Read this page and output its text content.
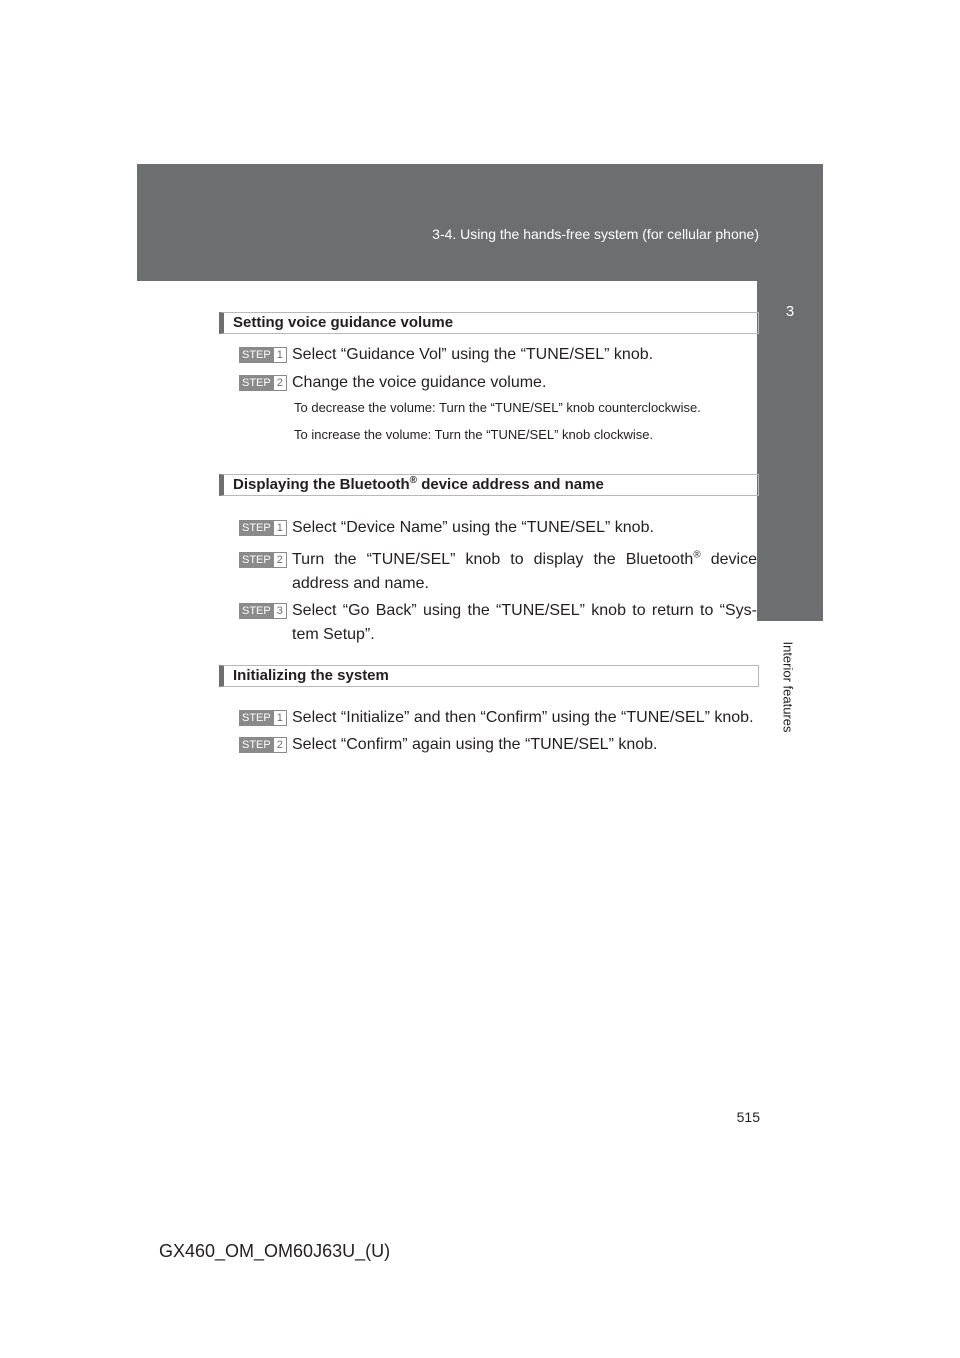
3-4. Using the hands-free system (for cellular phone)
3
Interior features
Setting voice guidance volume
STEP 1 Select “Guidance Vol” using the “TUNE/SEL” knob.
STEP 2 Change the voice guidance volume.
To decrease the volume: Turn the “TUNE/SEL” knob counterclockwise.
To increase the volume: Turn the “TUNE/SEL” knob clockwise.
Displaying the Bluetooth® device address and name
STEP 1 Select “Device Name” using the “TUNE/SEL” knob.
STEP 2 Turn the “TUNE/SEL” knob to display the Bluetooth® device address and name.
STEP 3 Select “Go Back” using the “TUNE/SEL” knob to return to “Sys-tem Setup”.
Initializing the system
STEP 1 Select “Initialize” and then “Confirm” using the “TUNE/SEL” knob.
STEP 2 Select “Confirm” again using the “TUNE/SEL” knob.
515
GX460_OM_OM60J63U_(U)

---

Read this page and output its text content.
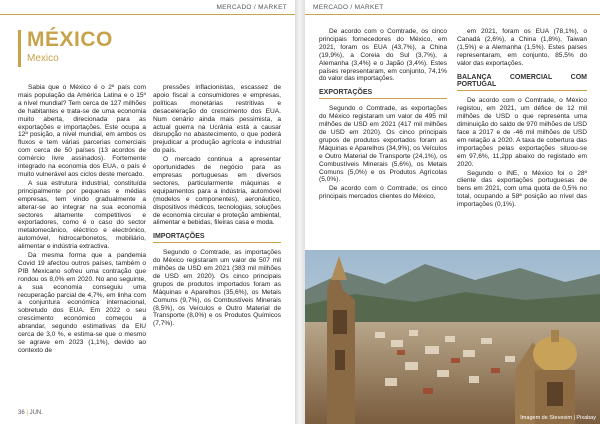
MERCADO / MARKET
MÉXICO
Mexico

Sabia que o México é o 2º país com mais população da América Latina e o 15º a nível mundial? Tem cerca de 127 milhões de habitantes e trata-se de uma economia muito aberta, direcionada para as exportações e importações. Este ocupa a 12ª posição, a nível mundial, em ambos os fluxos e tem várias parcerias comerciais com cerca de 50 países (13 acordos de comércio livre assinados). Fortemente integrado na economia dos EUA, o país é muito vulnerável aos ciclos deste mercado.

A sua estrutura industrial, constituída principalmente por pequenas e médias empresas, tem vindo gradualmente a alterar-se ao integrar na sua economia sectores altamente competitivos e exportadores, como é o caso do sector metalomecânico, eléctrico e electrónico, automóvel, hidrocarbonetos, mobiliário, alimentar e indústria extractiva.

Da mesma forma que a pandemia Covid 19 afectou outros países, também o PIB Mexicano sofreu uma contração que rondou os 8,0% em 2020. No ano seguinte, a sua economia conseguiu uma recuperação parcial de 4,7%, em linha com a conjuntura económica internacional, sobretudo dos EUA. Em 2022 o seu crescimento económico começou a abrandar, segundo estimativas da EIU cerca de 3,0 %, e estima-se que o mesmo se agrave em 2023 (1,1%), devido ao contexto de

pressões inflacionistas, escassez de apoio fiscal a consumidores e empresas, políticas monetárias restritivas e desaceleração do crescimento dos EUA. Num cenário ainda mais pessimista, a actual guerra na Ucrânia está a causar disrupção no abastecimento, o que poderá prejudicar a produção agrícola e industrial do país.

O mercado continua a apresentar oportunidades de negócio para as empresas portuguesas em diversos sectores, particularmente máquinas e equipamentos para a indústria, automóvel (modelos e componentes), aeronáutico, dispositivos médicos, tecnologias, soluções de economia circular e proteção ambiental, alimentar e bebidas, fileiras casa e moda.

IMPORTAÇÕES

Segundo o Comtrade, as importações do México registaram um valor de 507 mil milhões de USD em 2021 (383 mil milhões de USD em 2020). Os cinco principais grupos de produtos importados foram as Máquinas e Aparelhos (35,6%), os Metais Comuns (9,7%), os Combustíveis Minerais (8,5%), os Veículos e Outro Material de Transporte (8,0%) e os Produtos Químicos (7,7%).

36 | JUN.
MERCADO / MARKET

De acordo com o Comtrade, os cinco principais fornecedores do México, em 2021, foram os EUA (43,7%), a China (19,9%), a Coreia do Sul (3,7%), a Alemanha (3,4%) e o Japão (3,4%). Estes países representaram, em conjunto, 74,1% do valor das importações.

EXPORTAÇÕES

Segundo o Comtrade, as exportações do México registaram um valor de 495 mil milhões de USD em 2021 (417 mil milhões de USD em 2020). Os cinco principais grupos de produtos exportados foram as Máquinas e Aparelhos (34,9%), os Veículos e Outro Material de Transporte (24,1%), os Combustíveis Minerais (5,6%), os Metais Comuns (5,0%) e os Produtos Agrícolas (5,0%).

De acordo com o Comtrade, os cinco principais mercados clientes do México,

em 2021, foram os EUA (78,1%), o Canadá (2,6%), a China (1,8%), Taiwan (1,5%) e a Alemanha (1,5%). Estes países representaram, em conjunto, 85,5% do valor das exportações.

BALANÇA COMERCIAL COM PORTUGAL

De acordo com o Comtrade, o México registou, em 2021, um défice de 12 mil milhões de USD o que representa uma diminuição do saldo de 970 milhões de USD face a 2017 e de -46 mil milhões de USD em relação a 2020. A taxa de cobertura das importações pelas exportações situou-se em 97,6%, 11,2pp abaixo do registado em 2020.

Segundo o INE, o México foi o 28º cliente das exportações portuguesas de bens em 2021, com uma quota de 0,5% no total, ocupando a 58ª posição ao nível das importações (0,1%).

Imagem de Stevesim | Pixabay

...

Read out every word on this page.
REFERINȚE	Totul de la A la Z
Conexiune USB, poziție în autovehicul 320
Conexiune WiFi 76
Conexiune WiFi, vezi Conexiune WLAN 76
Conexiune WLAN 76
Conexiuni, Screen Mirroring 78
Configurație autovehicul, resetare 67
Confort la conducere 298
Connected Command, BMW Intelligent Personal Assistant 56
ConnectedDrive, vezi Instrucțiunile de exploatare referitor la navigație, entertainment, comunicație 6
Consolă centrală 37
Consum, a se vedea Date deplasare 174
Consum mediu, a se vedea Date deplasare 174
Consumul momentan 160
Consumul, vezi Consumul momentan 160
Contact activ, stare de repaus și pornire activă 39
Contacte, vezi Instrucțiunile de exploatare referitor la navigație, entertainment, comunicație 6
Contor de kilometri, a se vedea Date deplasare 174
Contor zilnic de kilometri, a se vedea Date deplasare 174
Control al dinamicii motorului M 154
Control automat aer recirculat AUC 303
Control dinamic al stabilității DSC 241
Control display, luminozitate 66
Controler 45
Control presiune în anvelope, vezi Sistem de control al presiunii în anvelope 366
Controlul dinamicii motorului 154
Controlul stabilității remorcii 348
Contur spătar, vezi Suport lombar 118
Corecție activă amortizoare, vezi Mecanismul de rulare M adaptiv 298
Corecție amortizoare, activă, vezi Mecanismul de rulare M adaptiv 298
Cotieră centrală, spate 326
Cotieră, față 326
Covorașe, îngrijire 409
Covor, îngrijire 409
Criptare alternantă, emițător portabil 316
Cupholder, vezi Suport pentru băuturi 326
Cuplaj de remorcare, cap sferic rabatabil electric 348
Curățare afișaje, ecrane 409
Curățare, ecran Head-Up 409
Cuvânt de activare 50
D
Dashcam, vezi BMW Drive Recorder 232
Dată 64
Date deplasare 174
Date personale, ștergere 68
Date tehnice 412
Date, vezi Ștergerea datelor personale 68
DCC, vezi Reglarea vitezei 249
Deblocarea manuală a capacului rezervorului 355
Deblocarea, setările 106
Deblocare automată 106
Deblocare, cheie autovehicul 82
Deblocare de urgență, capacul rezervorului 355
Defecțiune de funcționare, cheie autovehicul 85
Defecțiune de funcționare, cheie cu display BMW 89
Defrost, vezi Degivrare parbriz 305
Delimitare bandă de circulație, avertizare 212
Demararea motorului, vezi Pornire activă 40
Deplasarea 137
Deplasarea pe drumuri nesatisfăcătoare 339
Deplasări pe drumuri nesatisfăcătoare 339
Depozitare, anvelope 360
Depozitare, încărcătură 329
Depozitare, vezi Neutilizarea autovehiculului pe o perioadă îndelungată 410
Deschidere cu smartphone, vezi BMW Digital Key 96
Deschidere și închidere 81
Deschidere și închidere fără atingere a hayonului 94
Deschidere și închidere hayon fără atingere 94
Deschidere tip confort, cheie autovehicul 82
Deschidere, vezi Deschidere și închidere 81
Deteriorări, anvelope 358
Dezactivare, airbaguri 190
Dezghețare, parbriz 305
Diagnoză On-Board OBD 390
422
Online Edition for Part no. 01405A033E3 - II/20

■ Request:
Return only the number of lines in the entries that contain the string "activă".

■ Final answer:
4